Exercise
Copy all the data exactly, except the pictures.

Data supplied

+-------+

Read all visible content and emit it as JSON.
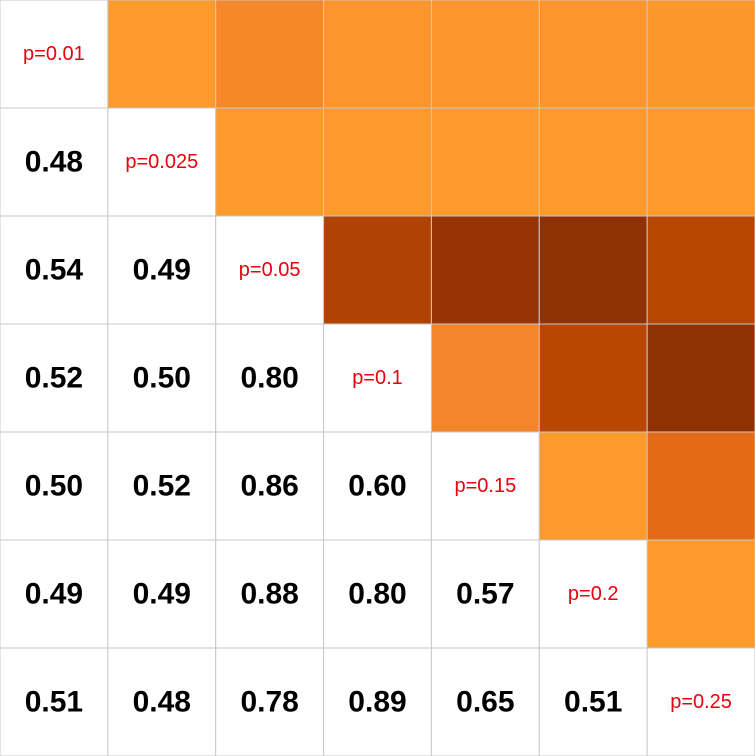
{
  "chart_data": {
    "type": "heatmap",
    "title": "",
    "categories": [
      "p=0.01",
      "p=0.025",
      "p=0.05",
      "p=0.1",
      "p=0.15",
      "p=0.2",
      "p=0.25"
    ],
    "lower_triangle_values": [
      [
        null,
        null,
        null,
        null,
        null,
        null,
        null
      ],
      [
        0.48,
        null,
        null,
        null,
        null,
        null,
        null
      ],
      [
        0.54,
        0.49,
        null,
        null,
        null,
        null,
        null
      ],
      [
        0.52,
        0.5,
        0.8,
        null,
        null,
        null,
        null
      ],
      [
        0.5,
        0.52,
        0.86,
        0.6,
        null,
        null,
        null
      ],
      [
        0.49,
        0.49,
        0.88,
        0.8,
        0.57,
        null,
        null
      ],
      [
        0.51,
        0.48,
        0.78,
        0.89,
        0.65,
        0.51,
        null
      ]
    ],
    "upper_triangle_colors": [
      [
        null,
        "#fc9a2c",
        "#f7882a",
        "#fc962c",
        "#fc962c",
        "#fc962c",
        "#fc972c"
      ],
      [
        null,
        null,
        "#fc9a2c",
        "#fc9a2c",
        "#fc9a2c",
        "#fc9a2c",
        "#fc9a2c"
      ],
      [
        null,
        null,
        null,
        "#b14302",
        "#973403",
        "#8f3103",
        "#b84603"
      ],
      [
        null,
        null,
        null,
        null,
        "#f4852a",
        "#b94602",
        "#8f3103"
      ],
      [
        null,
        null,
        null,
        null,
        null,
        "#fc9a2c",
        "#e46a16"
      ],
      [
        null,
        null,
        null,
        null,
        null,
        null,
        "#fc9a2c"
      ],
      [
        null,
        null,
        null,
        null,
        null,
        null,
        null
      ]
    ],
    "colors": {
      "diagonal_text": "#e8000b",
      "value_text": "#000000",
      "grid_line": "#c8c8c8",
      "background": "#ffffff"
    }
  }
}
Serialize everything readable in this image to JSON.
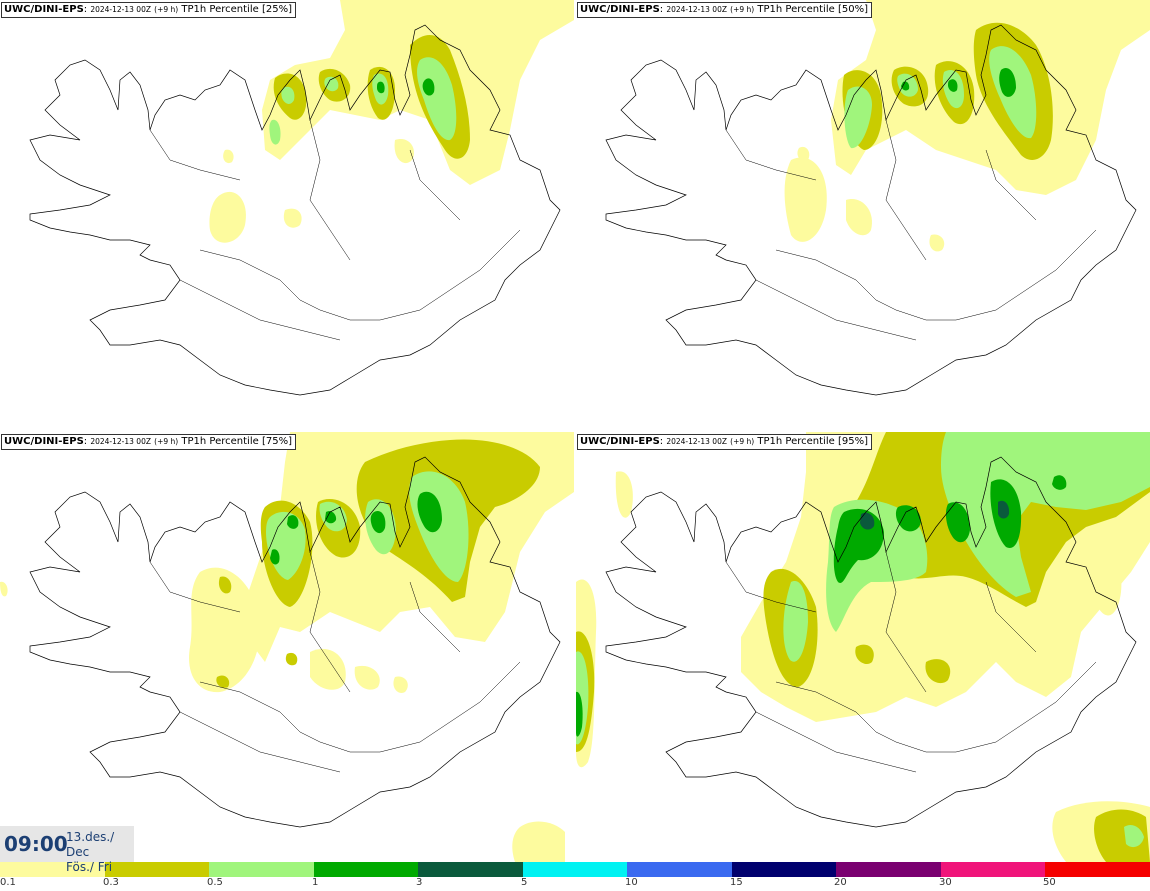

+-------+

Finished exercise
Read all visible content and emit it as JSON.
{
  "chart_data": {
    "type": "heatmap",
    "title": "",
    "categories": [
      "p=0.01",
      "p=0.025",
      "p=0.05",
      "p=0.1",
      "p=0.15",
      "p=0.2",
      "p=0.25"
    ],
    "lower_triangle_values": [
      [
        null,
        null,
        null,
        null,
        null,
        null,
        null
      ],
      [
        0.48,
        null,
        null,
        null,
        null,
        null,
        null
      ],
      [
        0.54,
        0.49,
        null,
        null,
        null,
        null,
        null
      ],
      [
        0.52,
        0.5,
        0.8,
        null,
        null,
        null,
        null
      ],
      [
        0.5,
        0.52,
        0.86,
        0.6,
        null,
        null,
        null
      ],
      [
        0.49,
        0.49,
        0.88,
        0.8,
        0.57,
        null,
        null
      ],
      [
        0.51,
        0.48,
        0.78,
        0.89,
        0.65,
        0.51,
        null
      ]
    ],
    "upper_triangle_colors": [
      [
        null,
        "#fc9a2c",
        "#f7882a",
        "#fc962c",
        "#fc962c",
        "#fc962c",
        "#fc972c"
      ],
      [
        null,
        null,
        "#fc9a2c",
        "#fc9a2c",
        "#fc9a2c",
        "#fc9a2c",
        "#fc9a2c"
      ],
      [
        null,
        null,
        null,
        "#b14302",
        "#973403",
        "#8f3103",
        "#b84603"
      ],
      [
        null,
        null,
        null,
        null,
        "#f4852a",
        "#b94602",
        "#8f3103"
      ],
      [
        null,
        null,
        null,
        null,
        null,
        "#fc9a2c",
        "#e46a16"
      ],
      [
        null,
        null,
        null,
        null,
        null,
        null,
        "#fc9a2c"
      ],
      [
        null,
        null,
        null,
        null,
        null,
        null,
        null
      ]
    ],
    "colors": {
      "diagonal_text": "#e8000b",
      "value_text": "#000000",
      "grid_line": "#c8c8c8",
      "background": "#ffffff"
    }
  }
}
Serialize everything readable in this image to JSON.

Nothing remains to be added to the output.